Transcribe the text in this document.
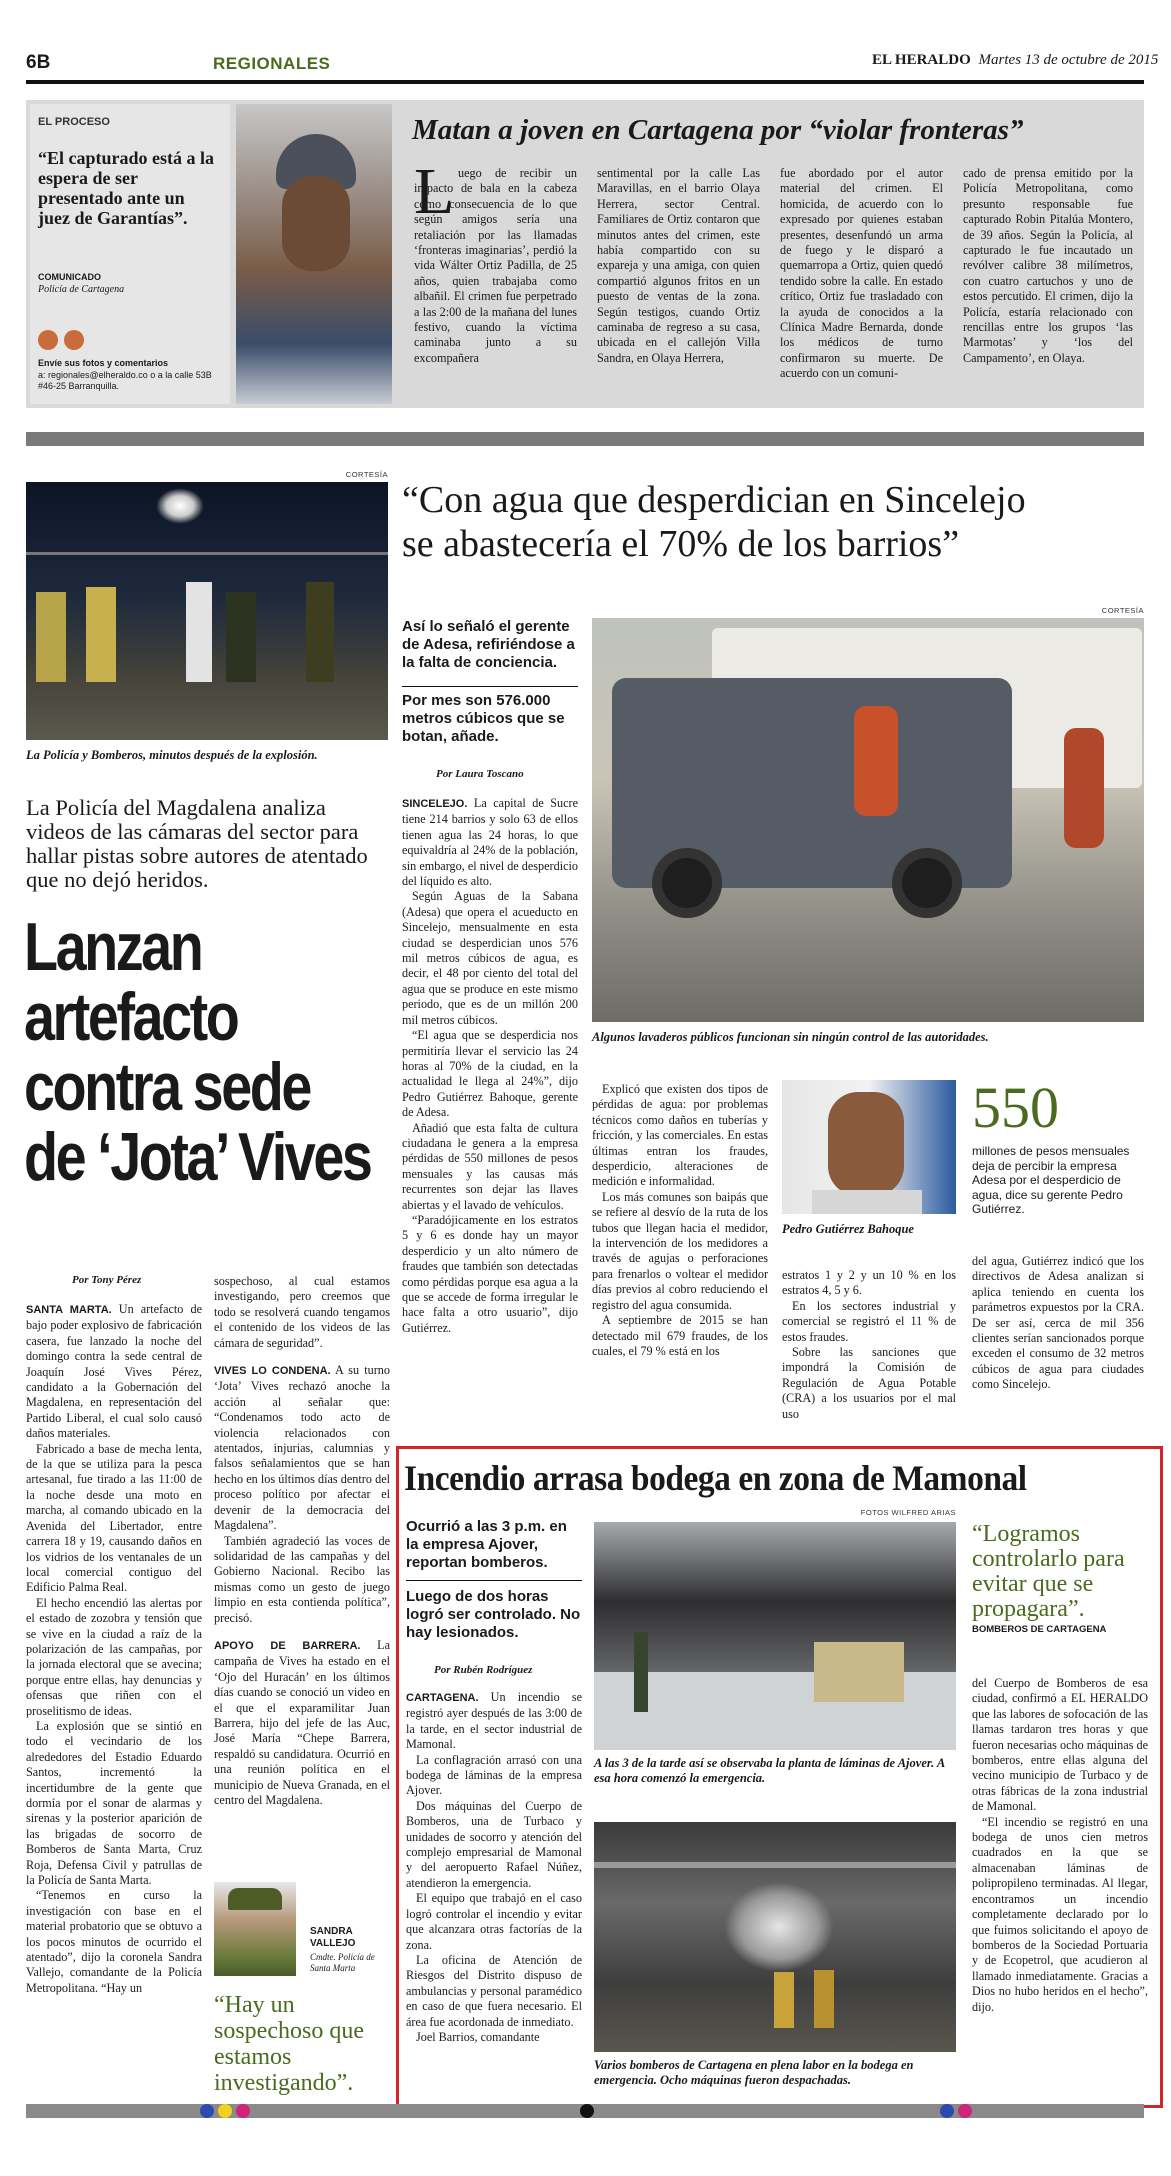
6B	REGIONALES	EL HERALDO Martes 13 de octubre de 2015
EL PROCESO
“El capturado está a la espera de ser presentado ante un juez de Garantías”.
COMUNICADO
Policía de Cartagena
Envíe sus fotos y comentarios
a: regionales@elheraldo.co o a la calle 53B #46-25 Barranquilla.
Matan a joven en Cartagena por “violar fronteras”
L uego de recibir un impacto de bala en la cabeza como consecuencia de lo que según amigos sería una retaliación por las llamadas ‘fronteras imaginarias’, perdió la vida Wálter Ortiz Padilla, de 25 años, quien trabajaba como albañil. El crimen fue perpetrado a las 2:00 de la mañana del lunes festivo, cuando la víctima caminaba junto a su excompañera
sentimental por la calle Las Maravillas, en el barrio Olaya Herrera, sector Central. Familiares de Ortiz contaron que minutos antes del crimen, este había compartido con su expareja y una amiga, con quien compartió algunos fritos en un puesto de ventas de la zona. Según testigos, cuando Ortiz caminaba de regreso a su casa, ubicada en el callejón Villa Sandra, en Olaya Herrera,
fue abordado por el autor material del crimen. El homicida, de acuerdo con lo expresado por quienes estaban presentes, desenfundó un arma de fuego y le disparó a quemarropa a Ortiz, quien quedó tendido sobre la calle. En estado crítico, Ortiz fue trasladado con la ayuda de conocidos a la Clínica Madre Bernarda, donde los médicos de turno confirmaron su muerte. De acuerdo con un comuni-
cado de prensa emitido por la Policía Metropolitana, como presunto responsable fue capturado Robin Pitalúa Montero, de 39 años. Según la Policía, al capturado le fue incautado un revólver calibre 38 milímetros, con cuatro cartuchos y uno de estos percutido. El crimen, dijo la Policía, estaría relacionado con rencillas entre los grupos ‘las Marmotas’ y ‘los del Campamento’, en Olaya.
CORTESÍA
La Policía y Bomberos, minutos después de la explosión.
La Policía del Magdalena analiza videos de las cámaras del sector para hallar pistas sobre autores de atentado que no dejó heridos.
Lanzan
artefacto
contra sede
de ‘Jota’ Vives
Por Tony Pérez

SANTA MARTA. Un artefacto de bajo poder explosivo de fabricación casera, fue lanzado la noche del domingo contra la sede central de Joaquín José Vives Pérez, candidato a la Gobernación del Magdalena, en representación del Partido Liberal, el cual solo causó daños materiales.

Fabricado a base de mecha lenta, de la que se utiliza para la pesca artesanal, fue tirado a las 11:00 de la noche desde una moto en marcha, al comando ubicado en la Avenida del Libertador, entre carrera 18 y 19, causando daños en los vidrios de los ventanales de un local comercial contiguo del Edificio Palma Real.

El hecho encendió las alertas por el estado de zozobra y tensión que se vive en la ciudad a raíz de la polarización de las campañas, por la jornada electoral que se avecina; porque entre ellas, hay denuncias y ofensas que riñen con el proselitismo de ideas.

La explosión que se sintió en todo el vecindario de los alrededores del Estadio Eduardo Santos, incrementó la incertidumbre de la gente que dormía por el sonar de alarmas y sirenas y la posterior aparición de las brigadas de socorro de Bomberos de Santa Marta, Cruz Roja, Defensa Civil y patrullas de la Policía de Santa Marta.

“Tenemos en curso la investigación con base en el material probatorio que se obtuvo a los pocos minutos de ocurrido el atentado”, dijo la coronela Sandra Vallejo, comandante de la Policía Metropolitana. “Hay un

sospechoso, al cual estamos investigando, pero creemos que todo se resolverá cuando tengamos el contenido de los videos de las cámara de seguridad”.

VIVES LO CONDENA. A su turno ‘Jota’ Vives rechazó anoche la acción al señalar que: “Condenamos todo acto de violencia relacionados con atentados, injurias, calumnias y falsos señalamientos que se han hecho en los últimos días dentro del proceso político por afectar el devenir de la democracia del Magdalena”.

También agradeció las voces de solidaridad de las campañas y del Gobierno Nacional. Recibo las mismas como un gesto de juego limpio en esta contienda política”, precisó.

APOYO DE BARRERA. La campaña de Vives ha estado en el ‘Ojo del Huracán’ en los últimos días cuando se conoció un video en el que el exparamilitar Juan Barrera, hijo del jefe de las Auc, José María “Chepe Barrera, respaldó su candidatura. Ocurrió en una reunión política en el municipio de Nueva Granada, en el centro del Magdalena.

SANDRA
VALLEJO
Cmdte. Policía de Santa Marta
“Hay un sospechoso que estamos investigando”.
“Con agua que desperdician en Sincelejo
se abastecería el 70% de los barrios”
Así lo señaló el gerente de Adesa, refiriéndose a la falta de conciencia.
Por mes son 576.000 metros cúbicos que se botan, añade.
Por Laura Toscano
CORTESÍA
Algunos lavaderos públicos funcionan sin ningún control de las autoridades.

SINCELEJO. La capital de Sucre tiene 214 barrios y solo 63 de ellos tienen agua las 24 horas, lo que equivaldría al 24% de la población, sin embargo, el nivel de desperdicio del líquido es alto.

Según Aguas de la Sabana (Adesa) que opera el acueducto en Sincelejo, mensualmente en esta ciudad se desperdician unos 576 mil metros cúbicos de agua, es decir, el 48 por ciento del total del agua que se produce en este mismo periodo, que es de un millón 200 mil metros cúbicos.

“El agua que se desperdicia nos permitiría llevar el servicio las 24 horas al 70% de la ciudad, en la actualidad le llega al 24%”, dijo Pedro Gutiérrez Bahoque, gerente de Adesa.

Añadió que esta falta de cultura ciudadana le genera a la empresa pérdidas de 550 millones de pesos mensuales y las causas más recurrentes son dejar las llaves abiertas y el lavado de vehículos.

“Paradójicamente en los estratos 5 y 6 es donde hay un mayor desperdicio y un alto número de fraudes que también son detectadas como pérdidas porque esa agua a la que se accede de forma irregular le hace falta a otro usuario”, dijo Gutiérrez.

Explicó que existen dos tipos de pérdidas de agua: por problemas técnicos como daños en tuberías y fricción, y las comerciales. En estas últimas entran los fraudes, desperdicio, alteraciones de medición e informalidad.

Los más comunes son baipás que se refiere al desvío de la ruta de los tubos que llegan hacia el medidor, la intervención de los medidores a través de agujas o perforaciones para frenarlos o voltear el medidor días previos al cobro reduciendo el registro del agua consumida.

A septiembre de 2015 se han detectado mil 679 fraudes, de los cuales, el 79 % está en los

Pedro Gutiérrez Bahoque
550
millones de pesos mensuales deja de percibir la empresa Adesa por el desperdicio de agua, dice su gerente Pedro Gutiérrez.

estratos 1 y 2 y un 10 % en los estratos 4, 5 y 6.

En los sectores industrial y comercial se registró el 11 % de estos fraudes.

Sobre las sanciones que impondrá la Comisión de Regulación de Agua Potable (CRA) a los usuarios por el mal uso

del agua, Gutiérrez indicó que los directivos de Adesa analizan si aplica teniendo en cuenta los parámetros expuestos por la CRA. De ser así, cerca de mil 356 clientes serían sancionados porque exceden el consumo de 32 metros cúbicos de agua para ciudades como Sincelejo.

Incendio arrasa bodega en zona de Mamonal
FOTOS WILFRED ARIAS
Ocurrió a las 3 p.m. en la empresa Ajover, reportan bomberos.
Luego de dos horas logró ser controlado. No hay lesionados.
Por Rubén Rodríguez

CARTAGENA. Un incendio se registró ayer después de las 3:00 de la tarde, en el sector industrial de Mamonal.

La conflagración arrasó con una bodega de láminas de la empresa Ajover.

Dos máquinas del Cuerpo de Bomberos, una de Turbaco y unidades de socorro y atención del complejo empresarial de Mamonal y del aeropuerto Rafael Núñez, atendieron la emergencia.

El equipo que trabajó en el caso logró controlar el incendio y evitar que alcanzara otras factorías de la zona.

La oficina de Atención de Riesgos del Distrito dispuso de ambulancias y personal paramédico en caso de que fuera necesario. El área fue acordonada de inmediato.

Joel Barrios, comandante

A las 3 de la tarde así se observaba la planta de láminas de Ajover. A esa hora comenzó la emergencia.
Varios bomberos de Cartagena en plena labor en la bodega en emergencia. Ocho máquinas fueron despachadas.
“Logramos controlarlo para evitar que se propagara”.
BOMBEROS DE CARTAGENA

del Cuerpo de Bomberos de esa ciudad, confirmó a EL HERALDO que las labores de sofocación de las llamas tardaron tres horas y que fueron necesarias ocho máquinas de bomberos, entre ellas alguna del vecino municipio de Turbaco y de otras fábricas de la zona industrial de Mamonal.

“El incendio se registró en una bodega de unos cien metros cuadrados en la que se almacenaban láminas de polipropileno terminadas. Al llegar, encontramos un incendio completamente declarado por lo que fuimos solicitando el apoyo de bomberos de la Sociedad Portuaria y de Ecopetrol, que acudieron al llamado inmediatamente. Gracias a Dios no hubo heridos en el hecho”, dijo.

> [What the exercise asks]: Gather every line from the listing above in which "fronteras" appears, and copy those lines.

> [Task solution]:
Matan a joven en Cartagena por “violar fronteras”
L uego de recibir un impacto de bala en la cabeza como consecuencia de lo que según amigos sería una retaliación por las llamadas ‘fronteras imaginarias’, perdió la vida Wálter Ortiz Padilla, de 25 años, quien trabajaba como albañil. El crimen fue perpetrado a las 2:00 de la mañana del lunes festivo, cuando la víctima caminaba junto a su excompañera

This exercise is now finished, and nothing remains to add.